===== DATASET
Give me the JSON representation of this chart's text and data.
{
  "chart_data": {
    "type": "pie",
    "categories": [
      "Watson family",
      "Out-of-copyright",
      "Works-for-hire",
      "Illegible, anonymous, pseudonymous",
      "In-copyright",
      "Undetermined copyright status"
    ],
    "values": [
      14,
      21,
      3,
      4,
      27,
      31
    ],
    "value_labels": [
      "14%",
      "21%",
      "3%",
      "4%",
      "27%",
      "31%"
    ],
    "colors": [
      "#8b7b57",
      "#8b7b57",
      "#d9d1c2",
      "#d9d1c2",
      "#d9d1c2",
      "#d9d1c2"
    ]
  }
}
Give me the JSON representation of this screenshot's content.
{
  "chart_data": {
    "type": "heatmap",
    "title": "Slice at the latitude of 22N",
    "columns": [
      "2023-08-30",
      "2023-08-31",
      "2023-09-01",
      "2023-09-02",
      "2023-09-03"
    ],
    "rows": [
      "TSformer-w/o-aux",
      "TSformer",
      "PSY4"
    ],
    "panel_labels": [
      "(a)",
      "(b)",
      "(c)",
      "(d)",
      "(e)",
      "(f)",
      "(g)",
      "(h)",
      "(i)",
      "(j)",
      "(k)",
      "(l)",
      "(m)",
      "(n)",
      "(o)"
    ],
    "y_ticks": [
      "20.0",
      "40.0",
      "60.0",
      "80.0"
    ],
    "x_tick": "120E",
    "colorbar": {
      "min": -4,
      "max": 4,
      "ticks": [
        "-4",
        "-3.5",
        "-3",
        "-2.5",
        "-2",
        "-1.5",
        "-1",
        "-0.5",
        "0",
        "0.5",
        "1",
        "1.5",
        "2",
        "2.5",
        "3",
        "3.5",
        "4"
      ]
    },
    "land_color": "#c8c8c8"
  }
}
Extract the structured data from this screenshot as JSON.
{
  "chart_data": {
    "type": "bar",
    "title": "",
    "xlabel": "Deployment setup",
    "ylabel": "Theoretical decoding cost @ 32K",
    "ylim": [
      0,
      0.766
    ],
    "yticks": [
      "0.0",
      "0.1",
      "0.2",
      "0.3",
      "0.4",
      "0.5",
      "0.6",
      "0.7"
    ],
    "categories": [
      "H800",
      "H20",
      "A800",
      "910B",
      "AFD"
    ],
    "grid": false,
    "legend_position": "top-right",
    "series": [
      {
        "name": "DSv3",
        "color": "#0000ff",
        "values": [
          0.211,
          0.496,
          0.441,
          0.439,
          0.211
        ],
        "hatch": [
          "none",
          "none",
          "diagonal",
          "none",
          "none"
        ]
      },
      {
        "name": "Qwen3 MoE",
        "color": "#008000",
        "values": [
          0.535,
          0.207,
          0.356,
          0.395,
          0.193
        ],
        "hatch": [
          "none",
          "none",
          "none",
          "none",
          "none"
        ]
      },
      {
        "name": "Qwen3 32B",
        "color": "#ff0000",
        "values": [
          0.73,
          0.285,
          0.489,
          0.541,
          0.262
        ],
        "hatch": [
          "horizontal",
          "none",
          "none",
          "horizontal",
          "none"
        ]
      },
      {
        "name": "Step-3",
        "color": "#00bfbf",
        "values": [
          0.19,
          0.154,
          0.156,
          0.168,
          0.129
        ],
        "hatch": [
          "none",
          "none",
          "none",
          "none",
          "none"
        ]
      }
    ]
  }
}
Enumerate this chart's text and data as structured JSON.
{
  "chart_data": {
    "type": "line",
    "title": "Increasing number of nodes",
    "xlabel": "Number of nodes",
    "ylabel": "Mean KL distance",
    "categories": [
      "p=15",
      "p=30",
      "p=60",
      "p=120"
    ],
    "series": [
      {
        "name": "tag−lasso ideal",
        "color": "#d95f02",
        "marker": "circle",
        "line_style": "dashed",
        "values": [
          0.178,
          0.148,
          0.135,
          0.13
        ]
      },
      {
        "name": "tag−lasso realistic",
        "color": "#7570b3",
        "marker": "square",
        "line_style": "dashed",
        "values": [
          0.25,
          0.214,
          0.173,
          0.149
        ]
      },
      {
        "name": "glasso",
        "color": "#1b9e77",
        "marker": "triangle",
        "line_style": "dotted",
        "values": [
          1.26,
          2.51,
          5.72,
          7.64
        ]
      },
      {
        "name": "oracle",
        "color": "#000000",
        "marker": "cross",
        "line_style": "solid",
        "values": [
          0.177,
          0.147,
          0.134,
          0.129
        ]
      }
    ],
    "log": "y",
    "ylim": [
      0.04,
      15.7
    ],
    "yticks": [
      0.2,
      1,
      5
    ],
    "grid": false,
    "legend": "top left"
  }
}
==========
Write out the entries above word for word.

FINISHED ANSWER:
Give me the JSON representation of this chart's text and data.
{
  "chart_data": {
    "type": "pie",
    "categories": [
      "Watson family",
      "Out-of-copyright",
      "Works-for-hire",
      "Illegible, anonymous, pseudonymous",
      "In-copyright",
      "Undetermined copyright status"
    ],
    "values": [
      14,
      21,
      3,
      4,
      27,
      31
    ],
    "value_labels": [
      "14%",
      "21%",
      "3%",
      "4%",
      "27%",
      "31%"
    ],
    "colors": [
      "#8b7b57",
      "#8b7b57",
      "#d9d1c2",
      "#d9d1c2",
      "#d9d1c2",
      "#d9d1c2"
    ]
  }
}
Give me the JSON representation of this screenshot's content.
{
  "chart_data": {
    "type": "heatmap",
    "title": "Slice at the latitude of 22N",
    "columns": [
      "2023-08-30",
      "2023-08-31",
      "2023-09-01",
      "2023-09-02",
      "2023-09-03"
    ],
    "rows": [
      "TSformer-w/o-aux",
      "TSformer",
      "PSY4"
    ],
    "panel_labels": [
      "(a)",
      "(b)",
      "(c)",
      "(d)",
      "(e)",
      "(f)",
      "(g)",
      "(h)",
      "(i)",
      "(j)",
      "(k)",
      "(l)",
      "(m)",
      "(n)",
      "(o)"
    ],
    "y_ticks": [
      "20.0",
      "40.0",
      "60.0",
      "80.0"
    ],
    "x_tick": "120E",
    "colorbar": {
      "min": -4,
      "max": 4,
      "ticks": [
        "-4",
        "-3.5",
        "-3",
        "-2.5",
        "-2",
        "-1.5",
        "-1",
        "-0.5",
        "0",
        "0.5",
        "1",
        "1.5",
        "2",
        "2.5",
        "3",
        "3.5",
        "4"
      ]
    },
    "land_color": "#c8c8c8"
  }
}
Extract the structured data from this screenshot as JSON.
{
  "chart_data": {
    "type": "bar",
    "title": "",
    "xlabel": "Deployment setup",
    "ylabel": "Theoretical decoding cost @ 32K",
    "ylim": [
      0,
      0.766
    ],
    "yticks": [
      "0.0",
      "0.1",
      "0.2",
      "0.3",
      "0.4",
      "0.5",
      "0.6",
      "0.7"
    ],
    "categories": [
      "H800",
      "H20",
      "A800",
      "910B",
      "AFD"
    ],
    "grid": false,
    "legend_position": "top-right",
    "series": [
      {
        "name": "DSv3",
        "color": "#0000ff",
        "values": [
          0.211,
          0.496,
          0.441,
          0.439,
          0.211
        ],
        "hatch": [
          "none",
          "none",
          "diagonal",
          "none",
          "none"
        ]
      },
      {
        "name": "Qwen3 MoE",
        "color": "#008000",
        "values": [
          0.535,
          0.207,
          0.356,
          0.395,
          0.193
        ],
        "hatch": [
          "none",
          "none",
          "none",
          "none",
          "none"
        ]
      },
      {
        "name": "Qwen3 32B",
        "color": "#ff0000",
        "values": [
          0.73,
          0.285,
          0.489,
          0.541,
          0.262
        ],
        "hatch": [
          "horizontal",
          "none",
          "none",
          "horizontal",
          "none"
        ]
      },
      {
        "name": "Step-3",
        "color": "#00bfbf",
        "values": [
          0.19,
          0.154,
          0.156,
          0.168,
          0.129
        ],
        "hatch": [
          "none",
          "none",
          "none",
          "none",
          "none"
        ]
      }
    ]
  }
}
Enumerate this chart's text and data as structured JSON.
{
  "chart_data": {
    "type": "line",
    "title": "Increasing number of nodes",
    "xlabel": "Number of nodes",
    "ylabel": "Mean KL distance",
    "categories": [
      "p=15",
      "p=30",
      "p=60",
      "p=120"
    ],
    "series": [
      {
        "name": "tag−lasso ideal",
        "color": "#d95f02",
        "marker": "circle",
        "line_style": "dashed",
        "values": [
          0.178,
          0.148,
          0.135,
          0.13
        ]
      },
      {
        "name": "tag−lasso realistic",
        "color": "#7570b3",
        "marker": "square",
        "line_style": "dashed",
        "values": [
          0.25,
          0.214,
          0.173,
          0.149
        ]
      },
      {
        "name": "glasso",
        "color": "#1b9e77",
        "marker": "triangle",
        "line_style": "dotted",
        "values": [
          1.26,
          2.51,
          5.72,
          7.64
        ]
      },
      {
        "name": "oracle",
        "color": "#000000",
        "marker": "cross",
        "line_style": "solid",
        "values": [
          0.177,
          0.147,
          0.134,
          0.129
        ]
      }
    ],
    "log": "y",
    "ylim": [
      0.04,
      15.7
    ],
    "yticks": [
      0.2,
      1,
      5
    ],
    "grid": false,
    "legend": "top left"
  }
}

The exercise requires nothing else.